===== MATERIAL SUPPLIED =====

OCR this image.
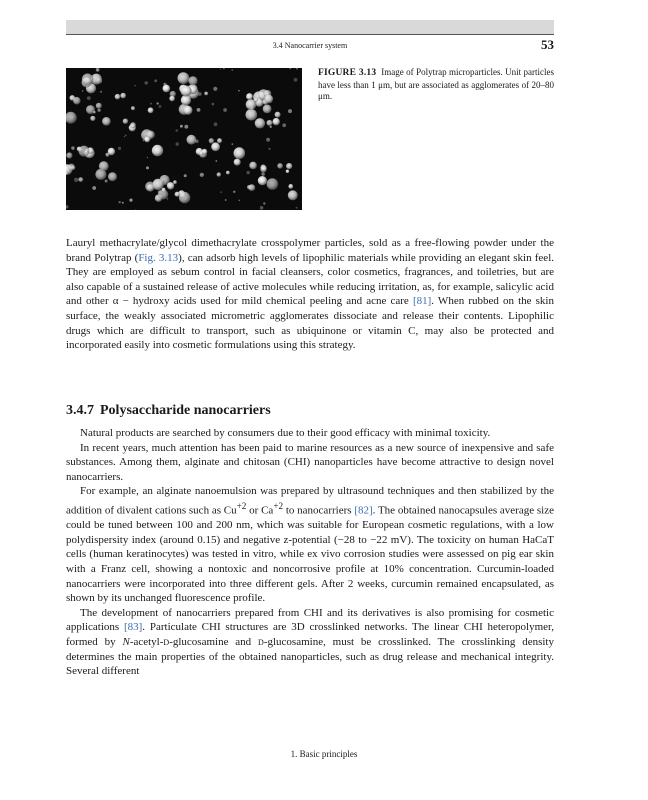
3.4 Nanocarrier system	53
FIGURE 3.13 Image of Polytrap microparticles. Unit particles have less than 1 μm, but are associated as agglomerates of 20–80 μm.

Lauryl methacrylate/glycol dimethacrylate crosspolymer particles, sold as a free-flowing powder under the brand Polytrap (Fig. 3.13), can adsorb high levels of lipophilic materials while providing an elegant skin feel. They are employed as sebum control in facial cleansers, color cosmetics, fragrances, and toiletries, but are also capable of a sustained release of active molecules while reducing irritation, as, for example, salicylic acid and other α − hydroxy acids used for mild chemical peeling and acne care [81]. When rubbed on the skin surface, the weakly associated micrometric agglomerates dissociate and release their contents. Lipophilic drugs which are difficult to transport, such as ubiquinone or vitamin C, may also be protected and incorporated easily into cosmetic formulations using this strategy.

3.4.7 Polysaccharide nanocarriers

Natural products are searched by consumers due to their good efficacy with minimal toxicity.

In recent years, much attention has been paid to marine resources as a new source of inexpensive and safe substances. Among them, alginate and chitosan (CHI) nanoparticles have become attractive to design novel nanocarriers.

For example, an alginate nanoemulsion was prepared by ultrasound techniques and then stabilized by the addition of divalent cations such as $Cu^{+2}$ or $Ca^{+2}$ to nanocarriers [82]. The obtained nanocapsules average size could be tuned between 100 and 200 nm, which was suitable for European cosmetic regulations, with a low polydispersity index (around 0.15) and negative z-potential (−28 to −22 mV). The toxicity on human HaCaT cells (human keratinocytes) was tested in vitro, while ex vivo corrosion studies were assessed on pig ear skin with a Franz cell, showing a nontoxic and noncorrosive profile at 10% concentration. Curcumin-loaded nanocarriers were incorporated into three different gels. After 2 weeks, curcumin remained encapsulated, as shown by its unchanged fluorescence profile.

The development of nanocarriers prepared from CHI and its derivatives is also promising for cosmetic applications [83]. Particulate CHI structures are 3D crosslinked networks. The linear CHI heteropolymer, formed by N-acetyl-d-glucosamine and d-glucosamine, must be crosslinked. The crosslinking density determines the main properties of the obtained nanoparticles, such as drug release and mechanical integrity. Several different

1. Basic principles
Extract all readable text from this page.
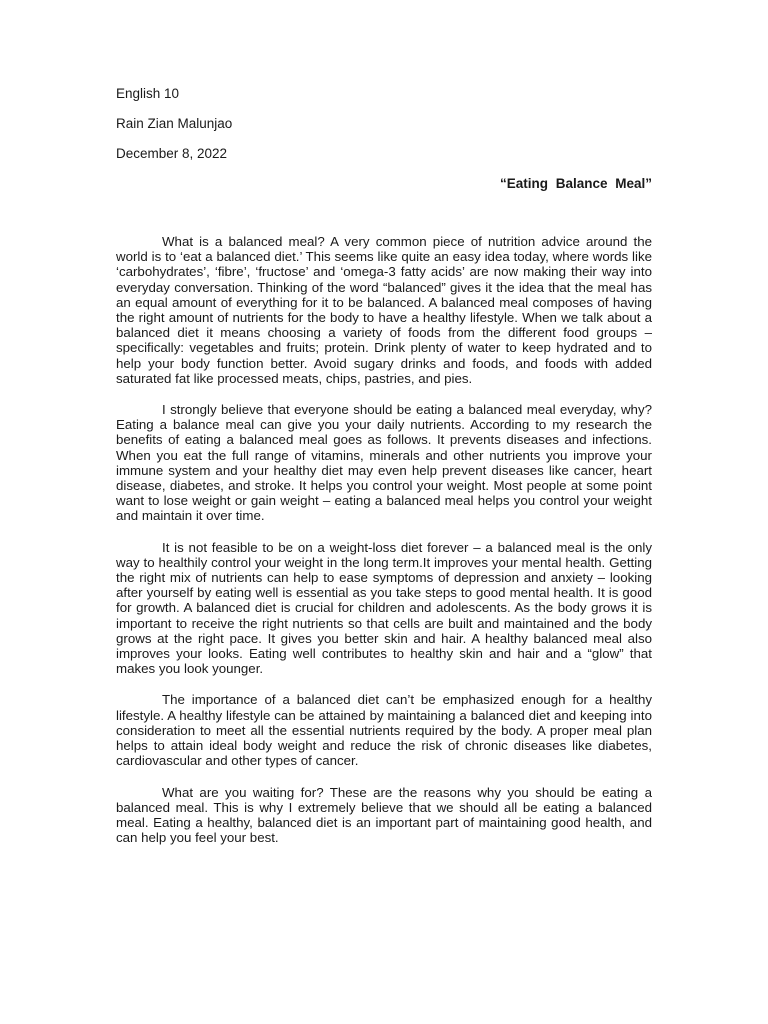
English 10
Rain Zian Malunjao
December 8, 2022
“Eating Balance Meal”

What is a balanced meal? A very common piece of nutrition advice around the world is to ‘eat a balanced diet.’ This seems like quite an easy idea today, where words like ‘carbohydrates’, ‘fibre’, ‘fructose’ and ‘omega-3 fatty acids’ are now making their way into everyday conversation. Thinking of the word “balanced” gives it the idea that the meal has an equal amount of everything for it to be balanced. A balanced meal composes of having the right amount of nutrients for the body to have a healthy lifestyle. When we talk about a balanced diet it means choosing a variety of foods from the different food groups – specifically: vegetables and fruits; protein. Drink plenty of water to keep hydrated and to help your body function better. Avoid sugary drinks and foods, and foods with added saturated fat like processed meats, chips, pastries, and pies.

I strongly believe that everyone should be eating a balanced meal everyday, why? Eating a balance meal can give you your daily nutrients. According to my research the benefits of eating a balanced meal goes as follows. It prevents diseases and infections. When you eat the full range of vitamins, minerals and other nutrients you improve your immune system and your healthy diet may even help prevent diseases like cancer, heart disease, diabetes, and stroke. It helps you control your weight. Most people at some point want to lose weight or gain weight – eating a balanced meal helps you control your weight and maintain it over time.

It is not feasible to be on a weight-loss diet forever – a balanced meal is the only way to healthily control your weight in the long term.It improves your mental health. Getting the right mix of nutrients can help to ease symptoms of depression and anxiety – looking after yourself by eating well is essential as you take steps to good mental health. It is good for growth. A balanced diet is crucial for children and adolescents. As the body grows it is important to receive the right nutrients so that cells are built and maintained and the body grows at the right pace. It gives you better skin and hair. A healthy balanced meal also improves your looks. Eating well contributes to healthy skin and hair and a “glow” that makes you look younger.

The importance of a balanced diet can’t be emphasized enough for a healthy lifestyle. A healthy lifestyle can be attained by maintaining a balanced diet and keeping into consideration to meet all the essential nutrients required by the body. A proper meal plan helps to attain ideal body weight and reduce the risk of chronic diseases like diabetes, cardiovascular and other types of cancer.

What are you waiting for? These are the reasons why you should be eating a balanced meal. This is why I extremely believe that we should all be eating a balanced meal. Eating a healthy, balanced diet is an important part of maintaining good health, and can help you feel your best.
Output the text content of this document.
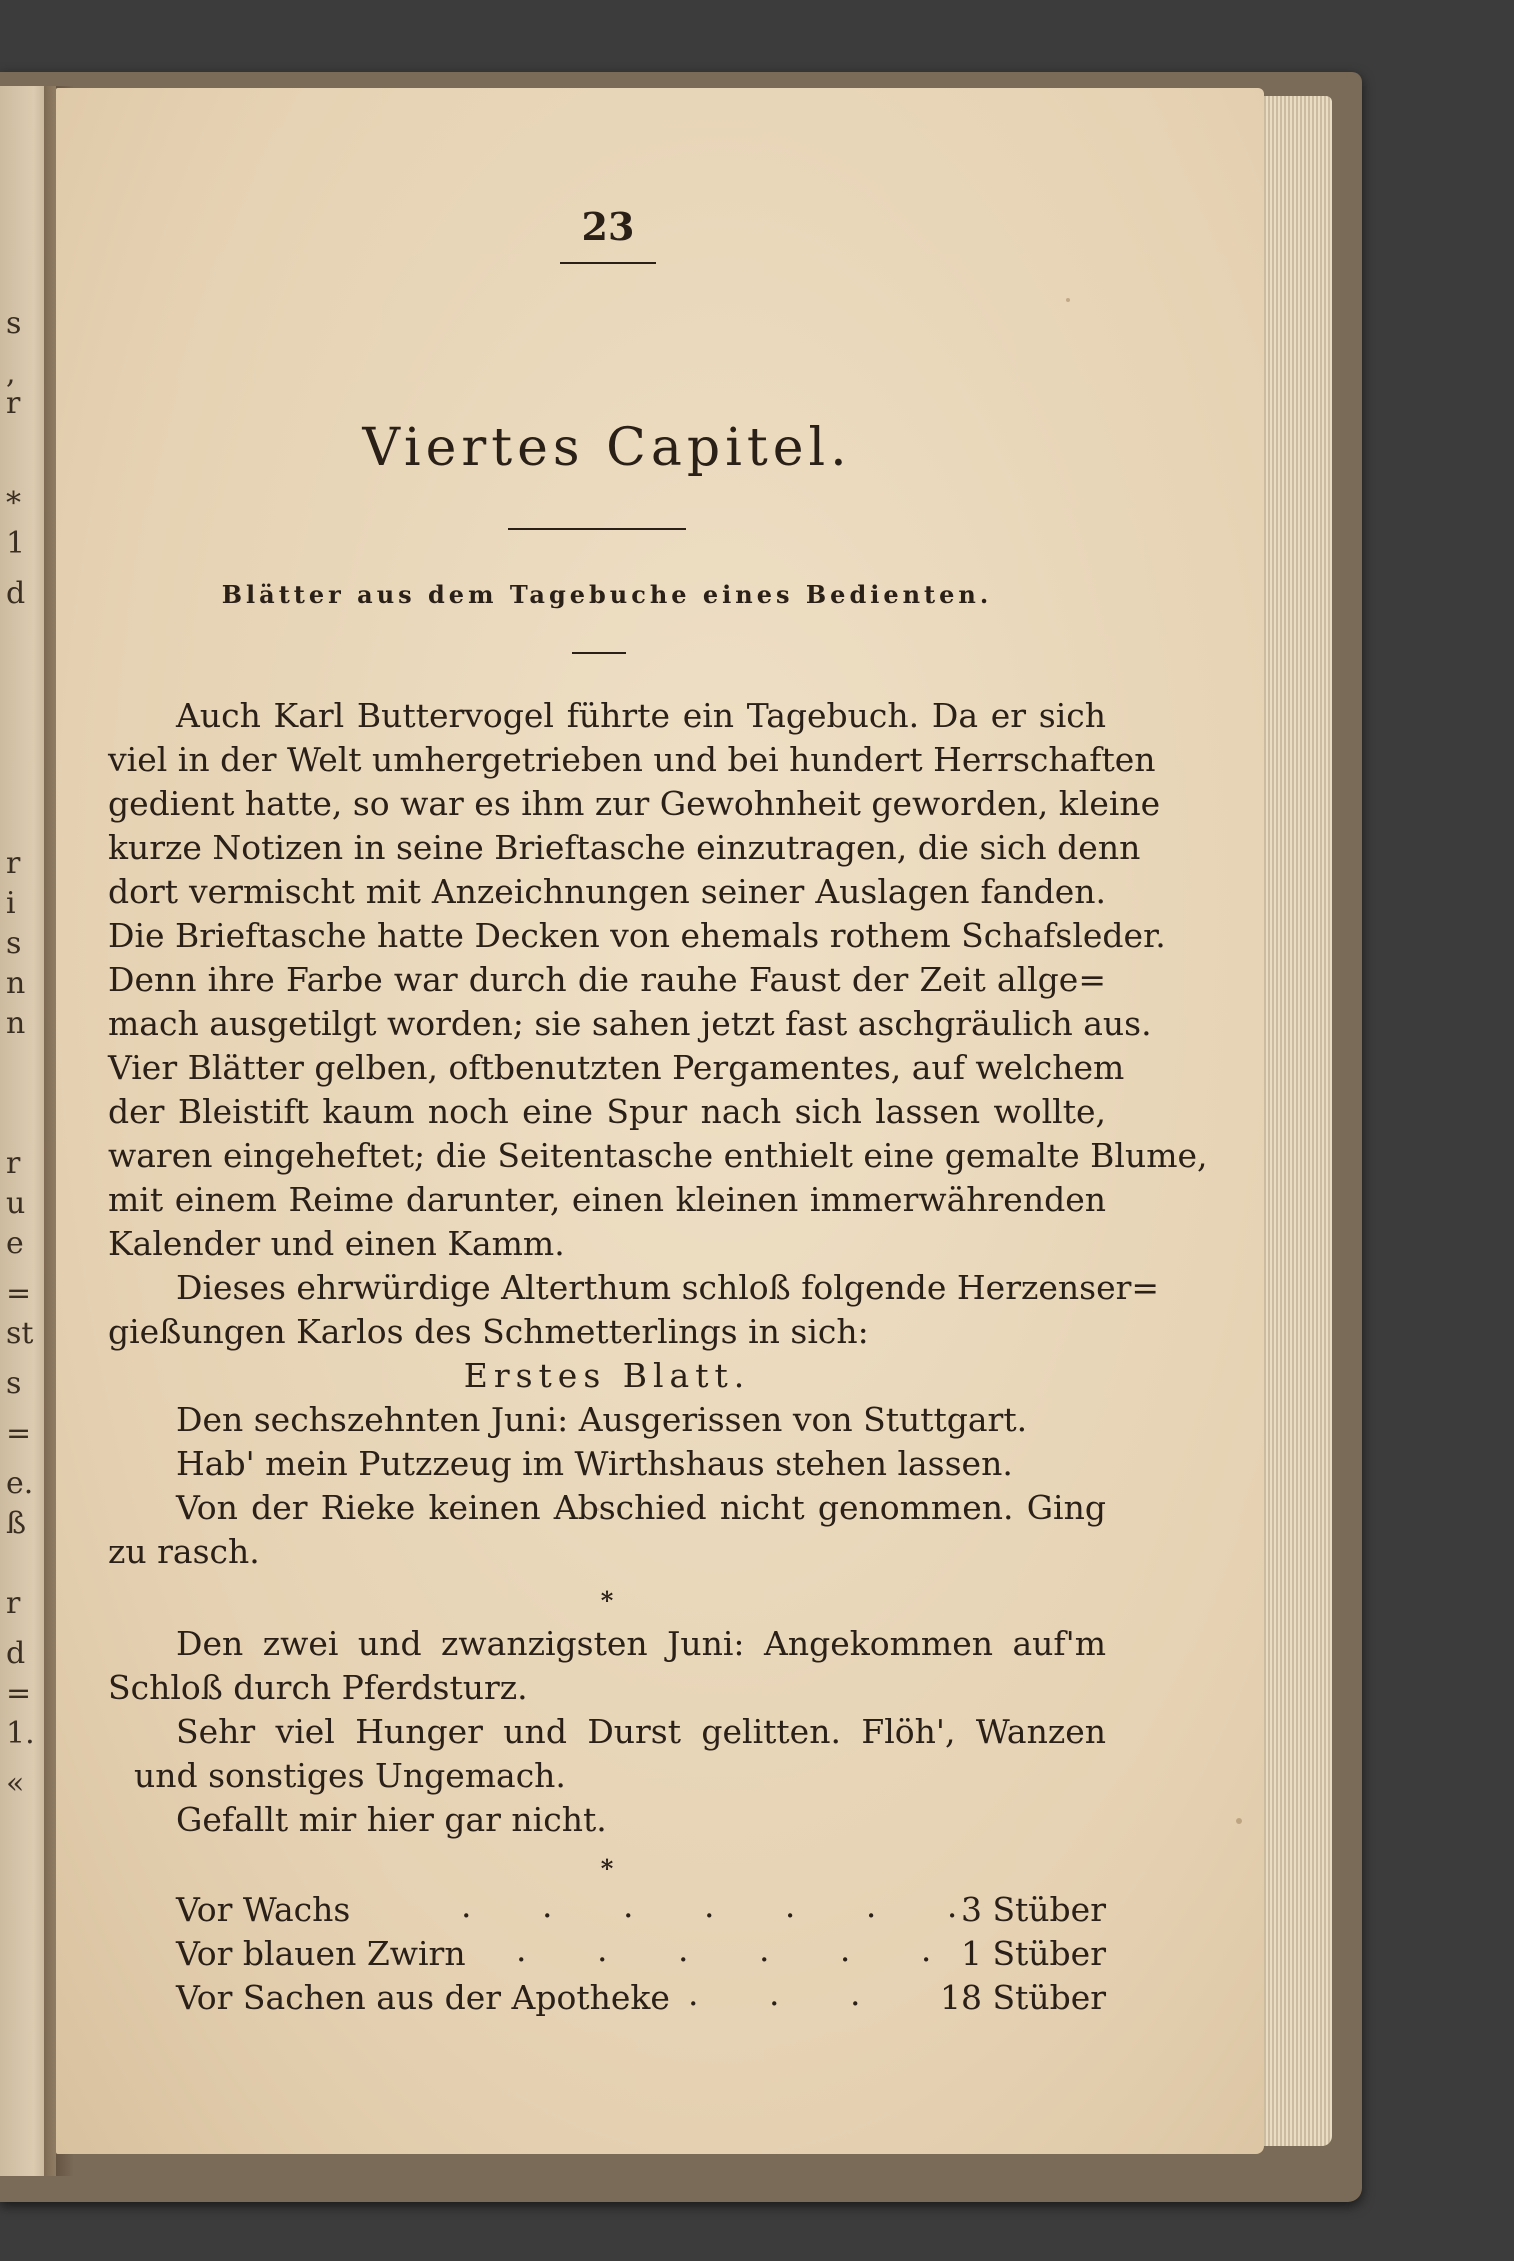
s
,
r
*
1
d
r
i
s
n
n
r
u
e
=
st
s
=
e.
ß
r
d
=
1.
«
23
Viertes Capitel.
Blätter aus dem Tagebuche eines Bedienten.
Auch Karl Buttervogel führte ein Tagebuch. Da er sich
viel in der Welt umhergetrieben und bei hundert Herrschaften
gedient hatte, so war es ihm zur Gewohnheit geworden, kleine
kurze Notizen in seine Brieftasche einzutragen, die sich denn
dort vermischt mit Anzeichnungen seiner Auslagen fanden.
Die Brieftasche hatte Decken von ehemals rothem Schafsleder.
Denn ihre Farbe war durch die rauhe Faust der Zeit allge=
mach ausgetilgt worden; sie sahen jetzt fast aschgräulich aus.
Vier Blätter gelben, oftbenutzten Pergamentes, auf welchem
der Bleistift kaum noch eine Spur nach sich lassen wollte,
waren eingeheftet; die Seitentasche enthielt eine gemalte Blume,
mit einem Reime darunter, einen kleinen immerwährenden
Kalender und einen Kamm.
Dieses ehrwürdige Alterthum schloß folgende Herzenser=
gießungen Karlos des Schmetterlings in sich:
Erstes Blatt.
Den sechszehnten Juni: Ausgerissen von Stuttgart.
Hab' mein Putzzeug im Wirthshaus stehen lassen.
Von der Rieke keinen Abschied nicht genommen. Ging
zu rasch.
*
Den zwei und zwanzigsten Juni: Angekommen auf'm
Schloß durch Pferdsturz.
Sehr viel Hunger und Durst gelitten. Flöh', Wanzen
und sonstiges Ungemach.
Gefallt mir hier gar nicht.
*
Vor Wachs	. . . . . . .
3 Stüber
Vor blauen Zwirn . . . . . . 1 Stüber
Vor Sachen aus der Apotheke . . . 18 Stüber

=====

**TASK REQUIREMENTS:** Your task is to transcribe all of the records precisely, with no images included.

**ANSWER TO THIS PROBLEM:**
OCR this image.
3.4 Nanocarrier system	53
FIGURE 3.13 Image of Polytrap microparticles. Unit particles have less than 1 μm, but are associated as agglomerates of 20–80 μm.

Lauryl methacrylate/glycol dimethacrylate crosspolymer particles, sold as a free-flowing powder under the brand Polytrap (Fig. 3.13), can adsorb high levels of lipophilic materials while providing an elegant skin feel. They are employed as sebum control in facial cleansers, color cosmetics, fragrances, and toiletries, but are also capable of a sustained release of active molecules while reducing irritation, as, for example, salicylic acid and other α − hydroxy acids used for mild chemical peeling and acne care [81]. When rubbed on the skin surface, the weakly associated micrometric agglomerates dissociate and release their contents. Lipophilic drugs which are difficult to transport, such as ubiquinone or vitamin C, may also be protected and incorporated easily into cosmetic formulations using this strategy.

3.4.7 Polysaccharide nanocarriers

Natural products are searched by consumers due to their good efficacy with minimal toxicity.

In recent years, much attention has been paid to marine resources as a new source of inexpensive and safe substances. Among them, alginate and chitosan (CHI) nanoparticles have become attractive to design novel nanocarriers.

For example, an alginate nanoemulsion was prepared by ultrasound techniques and then stabilized by the addition of divalent cations such as $Cu^{+2}$ or $Ca^{+2}$ to nanocarriers [82]. The obtained nanocapsules average size could be tuned between 100 and 200 nm, which was suitable for European cosmetic regulations, with a low polydispersity index (around 0.15) and negative z-potential (−28 to −22 mV). The toxicity on human HaCaT cells (human keratinocytes) was tested in vitro, while ex vivo corrosion studies were assessed on pig ear skin with a Franz cell, showing a nontoxic and noncorrosive profile at 10% concentration. Curcumin-loaded nanocarriers were incorporated into three different gels. After 2 weeks, curcumin remained encapsulated, as shown by its unchanged fluorescence profile.

The development of nanocarriers prepared from CHI and its derivatives is also promising for cosmetic applications [83]. Particulate CHI structures are 3D crosslinked networks. The linear CHI heteropolymer, formed by N-acetyl-d-glucosamine and d-glucosamine, must be crosslinked. The crosslinking density determines the main properties of the obtained nanoparticles, such as drug release and mechanical integrity. Several different

1. Basic principles
Extract all readable text from this page.
English 10
Rain Zian Malunjao
December 8, 2022
“Eating Balance Meal”

What is a balanced meal? A very common piece of nutrition advice around the world is to ‘eat a balanced diet.’ This seems like quite an easy idea today, where words like ‘carbohydrates’, ‘fibre’, ‘fructose’ and ‘omega-3 fatty acids’ are now making their way into everyday conversation. Thinking of the word “balanced” gives it the idea that the meal has an equal amount of everything for it to be balanced. A balanced meal composes of having the right amount of nutrients for the body to have a healthy lifestyle. When we talk about a balanced diet it means choosing a variety of foods from the different food groups – specifically: vegetables and fruits; protein. Drink plenty of water to keep hydrated and to help your body function better. Avoid sugary drinks and foods, and foods with added saturated fat like processed meats, chips, pastries, and pies.

I strongly believe that everyone should be eating a balanced meal everyday, why? Eating a balance meal can give you your daily nutrients. According to my research the benefits of eating a balanced meal goes as follows. It prevents diseases and infections. When you eat the full range of vitamins, minerals and other nutrients you improve your immune system and your healthy diet may even help prevent diseases like cancer, heart disease, diabetes, and stroke. It helps you control your weight. Most people at some point want to lose weight or gain weight – eating a balanced meal helps you control your weight and maintain it over time.

It is not feasible to be on a weight-loss diet forever – a balanced meal is the only way to healthily control your weight in the long term.It improves your mental health. Getting the right mix of nutrients can help to ease symptoms of depression and anxiety – looking after yourself by eating well is essential as you take steps to good mental health. It is good for growth. A balanced diet is crucial for children and adolescents. As the body grows it is important to receive the right nutrients so that cells are built and maintained and the body grows at the right pace. It gives you better skin and hair. A healthy balanced meal also improves your looks. Eating well contributes to healthy skin and hair and a “glow” that makes you look younger.

The importance of a balanced diet can’t be emphasized enough for a healthy lifestyle. A healthy lifestyle can be attained by maintaining a balanced diet and keeping into consideration to meet all the essential nutrients required by the body. A proper meal plan helps to attain ideal body weight and reduce the risk of chronic diseases like diabetes, cardiovascular and other types of cancer.

What are you waiting for? These are the reasons why you should be eating a balanced meal. This is why I extremely believe that we should all be eating a balanced meal. Eating a healthy, balanced diet is an important part of maintaining good health, and can help you feel your best.
Output the text content of this document.
s
,
r
*
1
d
r
i
s
n
n
r
u
e
=
st
s
=
e.
ß
r
d
=
1.
«
23
Viertes Capitel.
Blätter aus dem Tagebuche eines Bedienten.
Auch Karl Buttervogel führte ein Tagebuch. Da er sich
viel in der Welt umhergetrieben und bei hundert Herrschaften
gedient hatte, so war es ihm zur Gewohnheit geworden, kleine
kurze Notizen in seine Brieftasche einzutragen, die sich denn
dort vermischt mit Anzeichnungen seiner Auslagen fanden.
Die Brieftasche hatte Decken von ehemals rothem Schafsleder.
Denn ihre Farbe war durch die rauhe Faust der Zeit allge=
mach ausgetilgt worden; sie sahen jetzt fast aschgräulich aus.
Vier Blätter gelben, oftbenutzten Pergamentes, auf welchem
der Bleistift kaum noch eine Spur nach sich lassen wollte,
waren eingeheftet; die Seitentasche enthielt eine gemalte Blume,
mit einem Reime darunter, einen kleinen immerwährenden
Kalender und einen Kamm.
Dieses ehrwürdige Alterthum schloß folgende Herzenser=
gießungen Karlos des Schmetterlings in sich:
Erstes Blatt.
Den sechszehnten Juni: Ausgerissen von Stuttgart.
Hab' mein Putzzeug im Wirthshaus stehen lassen.
Von der Rieke keinen Abschied nicht genommen. Ging
zu rasch.
*
Den zwei und zwanzigsten Juni: Angekommen auf'm
Schloß durch Pferdsturz.
Sehr viel Hunger und Durst gelitten. Flöh', Wanzen
und sonstiges Ungemach.
Gefallt mir hier gar nicht.
*
Vor Wachs	. . . . . . .
3 Stüber
Vor blauen Zwirn . . . . . . 1 Stüber
Vor Sachen aus der Apotheke . . . 18 Stüber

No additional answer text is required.